_Work required:_ Repeat the entries below exactly as they appear, with no pictures.
Start of Data supplied
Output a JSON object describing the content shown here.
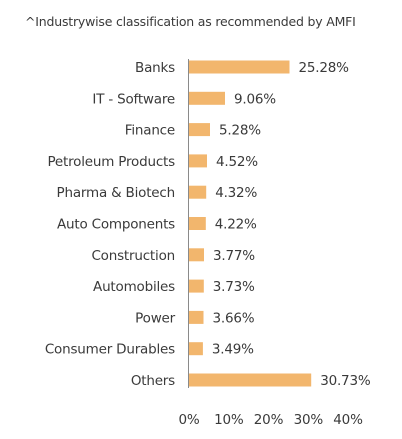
{
  "note": "^Industrywise classification as recommended by AMFI",
  "chart_data": {
    "type": "bar",
    "orientation": "horizontal",
    "categories": [
      "Banks",
      "IT - Software",
      "Finance",
      "Petroleum Products",
      "Pharma & Biotech",
      "Auto Components",
      "Construction",
      "Automobiles",
      "Power",
      "Consumer Durables",
      "Others"
    ],
    "values": [
      25.28,
      9.06,
      5.28,
      4.52,
      4.32,
      4.22,
      3.77,
      3.73,
      3.66,
      3.49,
      30.73
    ],
    "value_labels": [
      "25.28%",
      "9.06%",
      "5.28%",
      "4.52%",
      "4.32%",
      "4.22%",
      "3.77%",
      "3.73%",
      "3.66%",
      "3.49%",
      "30.73%"
    ],
    "xlim": [
      0,
      40
    ],
    "xticks": [
      0,
      10,
      20,
      30,
      40
    ],
    "xtick_labels": [
      "0%",
      "10%",
      "20%",
      "30%",
      "40%"
    ],
    "bar_color": "#F2B66D",
    "grid": false,
    "title": "",
    "xlabel": "",
    "ylabel": ""
  }
}
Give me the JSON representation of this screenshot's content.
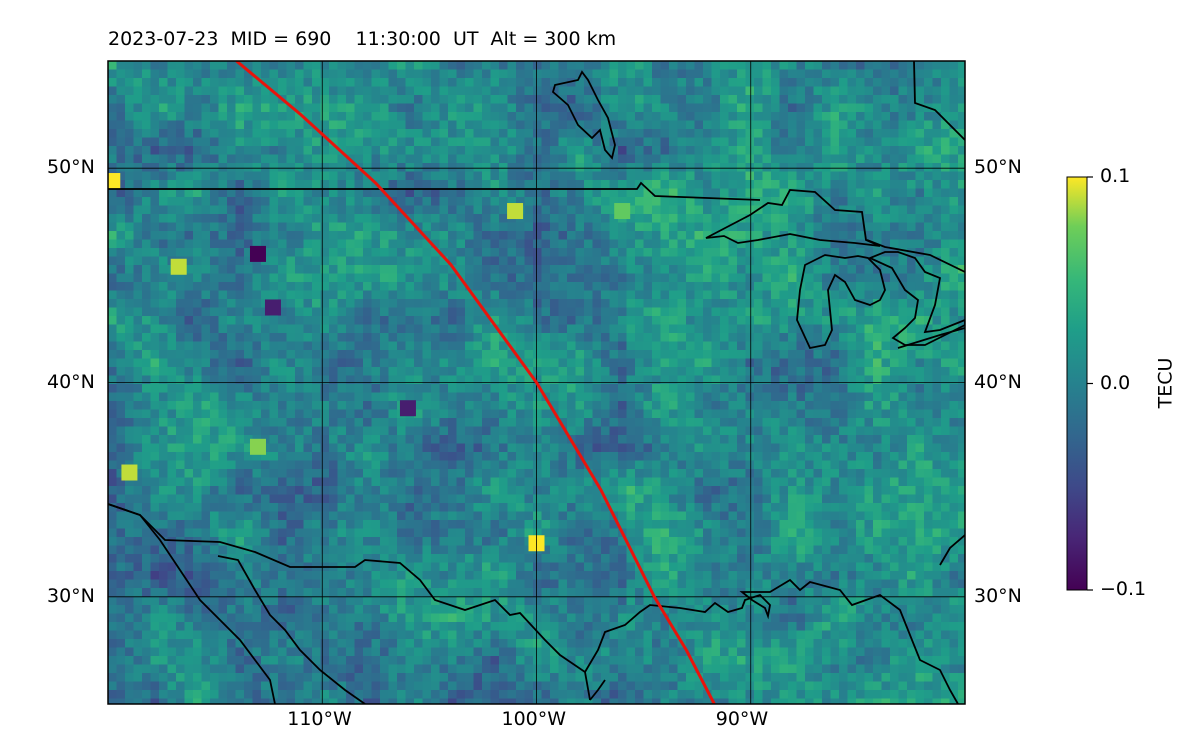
{
  "chart_data": {
    "type": "heatmap",
    "title": "2023-07-23  MID = 690    11:30:00  UT  Alt = 300 km",
    "projection": "map",
    "lon_range": [
      -120,
      -80
    ],
    "lat_range": [
      25,
      55
    ],
    "grid": true,
    "x_ticks": [
      {
        "value": -110,
        "label": "110°W"
      },
      {
        "value": -100,
        "label": "100°W"
      },
      {
        "value": -90,
        "label": "90°W"
      }
    ],
    "y_ticks": [
      {
        "value": 30,
        "label": "30°N"
      },
      {
        "value": 40,
        "label": "40°N"
      },
      {
        "value": 50,
        "label": "50°N"
      }
    ],
    "colorbar": {
      "label": "TECU",
      "vmin": -0.1,
      "vmax": 0.1,
      "colormap": "viridis",
      "ticks": [
        {
          "value": 0.1,
          "label": "0.1"
        },
        {
          "value": 0.0,
          "label": "0.0"
        },
        {
          "value": -0.1,
          "label": "−0.1"
        }
      ]
    },
    "terminator_line": {
      "color": "#e8140c",
      "points": [
        [
          -114,
          55
        ],
        [
          -111,
          52.5
        ],
        [
          -107.5,
          49.3
        ],
        [
          -104,
          45.5
        ],
        [
          -100,
          40
        ],
        [
          -97,
          35
        ],
        [
          -94.5,
          30
        ],
        [
          -93,
          27.5
        ],
        [
          -91.7,
          25
        ]
      ]
    },
    "hotspots": [
      {
        "lon": -119.8,
        "lat": 49.4,
        "value": 0.1
      },
      {
        "lon": -116.7,
        "lat": 45.4,
        "value": 0.09
      },
      {
        "lon": -113,
        "lat": 46,
        "value": -0.1
      },
      {
        "lon": -112.3,
        "lat": 43.5,
        "value": -0.08
      },
      {
        "lon": -106,
        "lat": 38.8,
        "value": -0.08
      },
      {
        "lon": -101,
        "lat": 48,
        "value": 0.09
      },
      {
        "lon": -100,
        "lat": 32.5,
        "value": 0.1
      },
      {
        "lon": -119,
        "lat": 35.8,
        "value": 0.09
      },
      {
        "lon": -113,
        "lat": 37,
        "value": 0.08
      },
      {
        "lon": -96,
        "lat": 48,
        "value": 0.07
      }
    ]
  }
}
End of Data supplied
_Written solution:_
Output a JSON object describing the content shown here.
{
  "note": "^Industrywise classification as recommended by AMFI",
  "chart_data": {
    "type": "bar",
    "orientation": "horizontal",
    "categories": [
      "Banks",
      "IT - Software",
      "Finance",
      "Petroleum Products",
      "Pharma & Biotech",
      "Auto Components",
      "Construction",
      "Automobiles",
      "Power",
      "Consumer Durables",
      "Others"
    ],
    "values": [
      25.28,
      9.06,
      5.28,
      4.52,
      4.32,
      4.22,
      3.77,
      3.73,
      3.66,
      3.49,
      30.73
    ],
    "value_labels": [
      "25.28%",
      "9.06%",
      "5.28%",
      "4.52%",
      "4.32%",
      "4.22%",
      "3.77%",
      "3.73%",
      "3.66%",
      "3.49%",
      "30.73%"
    ],
    "xlim": [
      0,
      40
    ],
    "xticks": [
      0,
      10,
      20,
      30,
      40
    ],
    "xtick_labels": [
      "0%",
      "10%",
      "20%",
      "30%",
      "40%"
    ],
    "bar_color": "#F2B66D",
    "grid": false,
    "title": "",
    "xlabel": "",
    "ylabel": ""
  }
}
Give me the JSON representation of this screenshot's content.
{
  "chart_data": {
    "type": "heatmap",
    "title": "2023-07-23  MID = 690    11:30:00  UT  Alt = 300 km",
    "projection": "map",
    "lon_range": [
      -120,
      -80
    ],
    "lat_range": [
      25,
      55
    ],
    "grid": true,
    "x_ticks": [
      {
        "value": -110,
        "label": "110°W"
      },
      {
        "value": -100,
        "label": "100°W"
      },
      {
        "value": -90,
        "label": "90°W"
      }
    ],
    "y_ticks": [
      {
        "value": 30,
        "label": "30°N"
      },
      {
        "value": 40,
        "label": "40°N"
      },
      {
        "value": 50,
        "label": "50°N"
      }
    ],
    "colorbar": {
      "label": "TECU",
      "vmin": -0.1,
      "vmax": 0.1,
      "colormap": "viridis",
      "ticks": [
        {
          "value": 0.1,
          "label": "0.1"
        },
        {
          "value": 0.0,
          "label": "0.0"
        },
        {
          "value": -0.1,
          "label": "−0.1"
        }
      ]
    },
    "terminator_line": {
      "color": "#e8140c",
      "points": [
        [
          -114,
          55
        ],
        [
          -111,
          52.5
        ],
        [
          -107.5,
          49.3
        ],
        [
          -104,
          45.5
        ],
        [
          -100,
          40
        ],
        [
          -97,
          35
        ],
        [
          -94.5,
          30
        ],
        [
          -93,
          27.5
        ],
        [
          -91.7,
          25
        ]
      ]
    },
    "hotspots": [
      {
        "lon": -119.8,
        "lat": 49.4,
        "value": 0.1
      },
      {
        "lon": -116.7,
        "lat": 45.4,
        "value": 0.09
      },
      {
        "lon": -113,
        "lat": 46,
        "value": -0.1
      },
      {
        "lon": -112.3,
        "lat": 43.5,
        "value": -0.08
      },
      {
        "lon": -106,
        "lat": 38.8,
        "value": -0.08
      },
      {
        "lon": -101,
        "lat": 48,
        "value": 0.09
      },
      {
        "lon": -100,
        "lat": 32.5,
        "value": 0.1
      },
      {
        "lon": -119,
        "lat": 35.8,
        "value": 0.09
      },
      {
        "lon": -113,
        "lat": 37,
        "value": 0.08
      },
      {
        "lon": -96,
        "lat": 48,
        "value": 0.07
      }
    ]
  }
}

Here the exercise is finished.